Exercise directions:
Each line that holds the word "properties" counts once; report the total and nothing else.

◇ ◇ ◇ ◇ ◇ ◇ ◇

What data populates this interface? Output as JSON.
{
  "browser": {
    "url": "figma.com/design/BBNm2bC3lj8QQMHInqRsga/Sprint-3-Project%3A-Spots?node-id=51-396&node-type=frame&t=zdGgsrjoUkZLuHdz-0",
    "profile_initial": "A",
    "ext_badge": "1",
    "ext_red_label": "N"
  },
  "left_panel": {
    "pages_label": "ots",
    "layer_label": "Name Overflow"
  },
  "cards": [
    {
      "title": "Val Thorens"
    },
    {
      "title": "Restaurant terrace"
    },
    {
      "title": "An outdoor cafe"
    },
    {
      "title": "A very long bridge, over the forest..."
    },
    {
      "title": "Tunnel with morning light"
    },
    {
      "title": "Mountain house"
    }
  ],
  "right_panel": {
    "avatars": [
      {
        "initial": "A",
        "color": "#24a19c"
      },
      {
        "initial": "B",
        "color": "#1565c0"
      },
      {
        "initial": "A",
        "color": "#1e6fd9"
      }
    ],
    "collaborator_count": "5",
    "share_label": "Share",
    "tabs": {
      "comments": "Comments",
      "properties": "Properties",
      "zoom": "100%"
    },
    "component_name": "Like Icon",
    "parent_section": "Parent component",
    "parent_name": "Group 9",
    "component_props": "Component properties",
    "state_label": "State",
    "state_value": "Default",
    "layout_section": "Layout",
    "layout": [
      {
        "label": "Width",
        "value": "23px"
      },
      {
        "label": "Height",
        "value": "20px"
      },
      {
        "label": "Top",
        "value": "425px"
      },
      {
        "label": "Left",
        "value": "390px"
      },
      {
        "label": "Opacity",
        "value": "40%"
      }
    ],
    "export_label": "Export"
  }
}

◇ ◇ ◇ ◇ ◇ ◇ ◇

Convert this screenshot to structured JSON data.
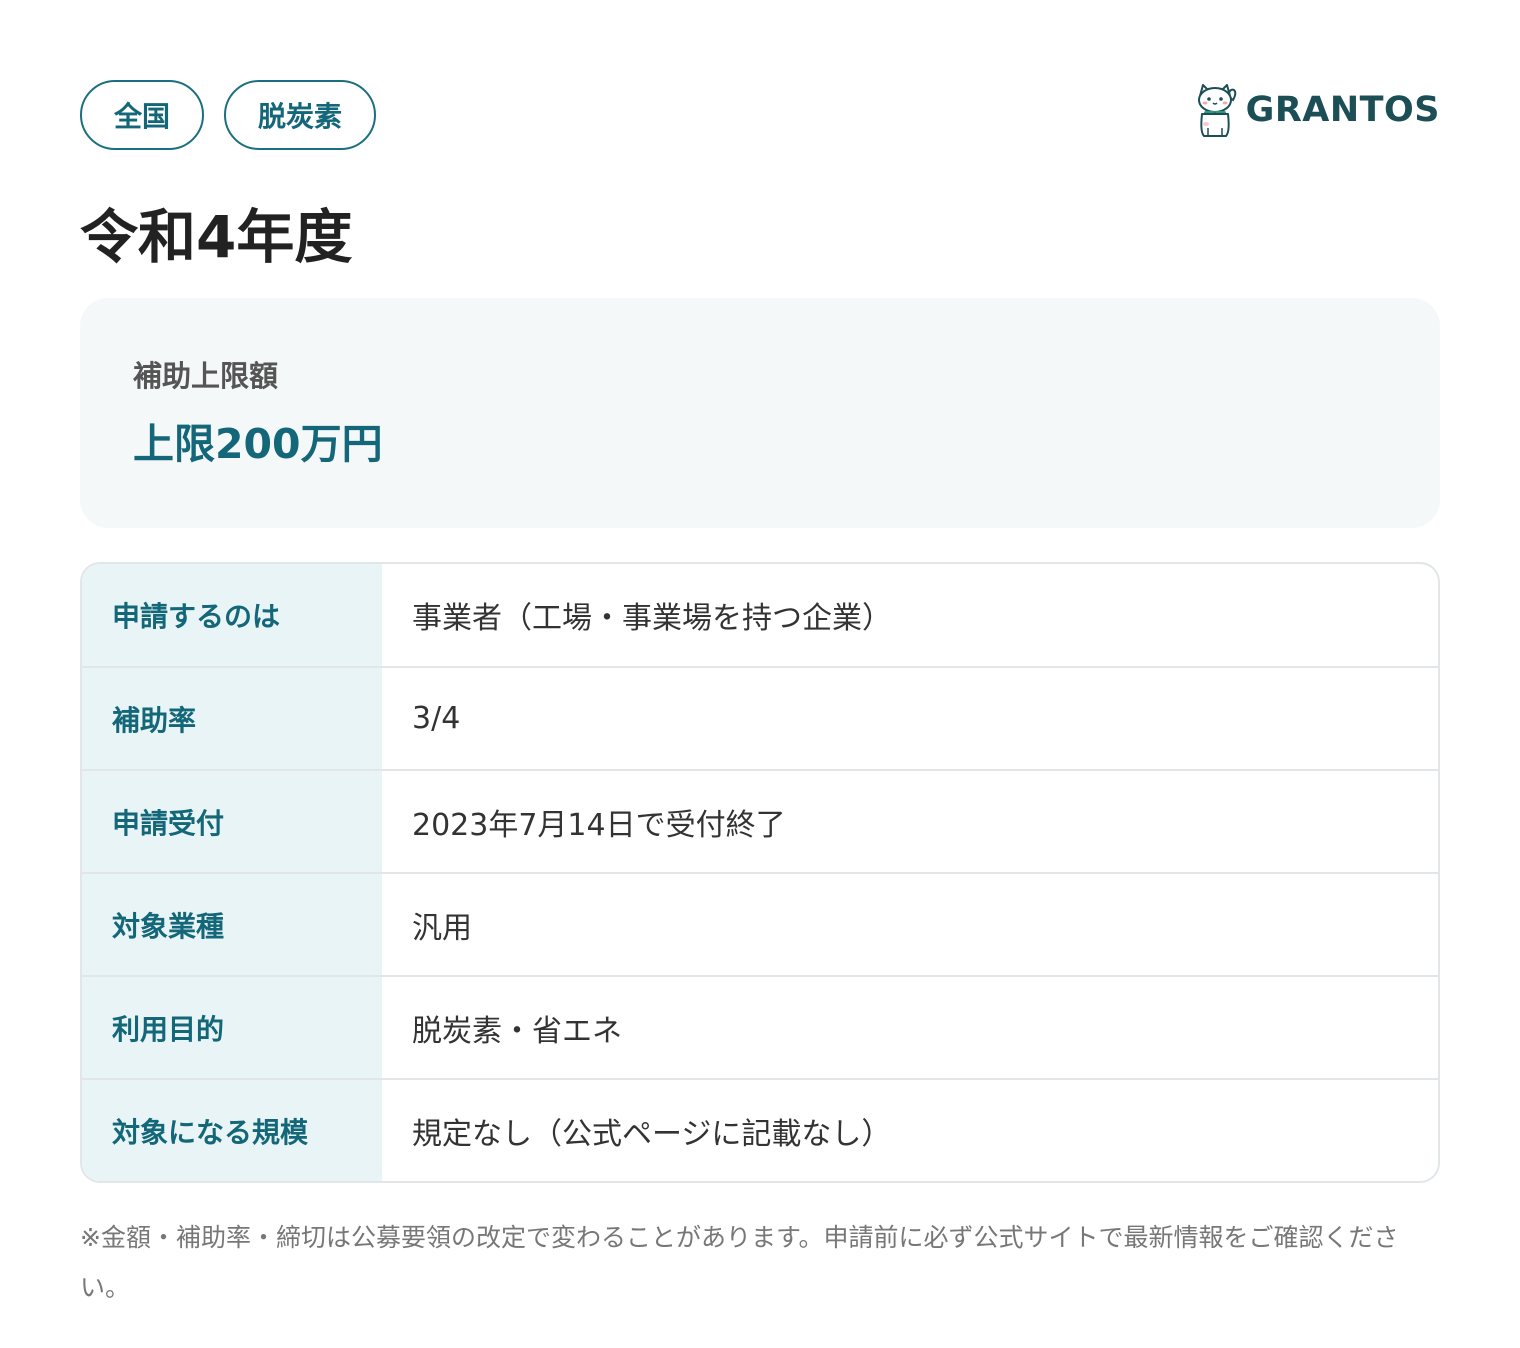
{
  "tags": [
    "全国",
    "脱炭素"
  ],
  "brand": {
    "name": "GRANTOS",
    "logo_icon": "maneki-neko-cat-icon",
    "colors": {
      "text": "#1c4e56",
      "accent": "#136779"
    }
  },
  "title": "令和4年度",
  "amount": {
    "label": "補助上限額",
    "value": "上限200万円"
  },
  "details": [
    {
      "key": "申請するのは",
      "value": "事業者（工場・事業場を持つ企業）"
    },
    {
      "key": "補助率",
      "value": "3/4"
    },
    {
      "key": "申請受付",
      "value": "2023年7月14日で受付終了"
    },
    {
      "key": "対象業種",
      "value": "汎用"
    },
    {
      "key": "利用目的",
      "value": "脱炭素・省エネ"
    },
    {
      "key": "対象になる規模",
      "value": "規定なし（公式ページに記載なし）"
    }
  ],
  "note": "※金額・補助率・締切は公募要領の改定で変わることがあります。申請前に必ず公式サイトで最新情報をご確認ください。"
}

◇ ◇ ◇ ◇ ◇ ◇ ◇

Response to the exercise:
2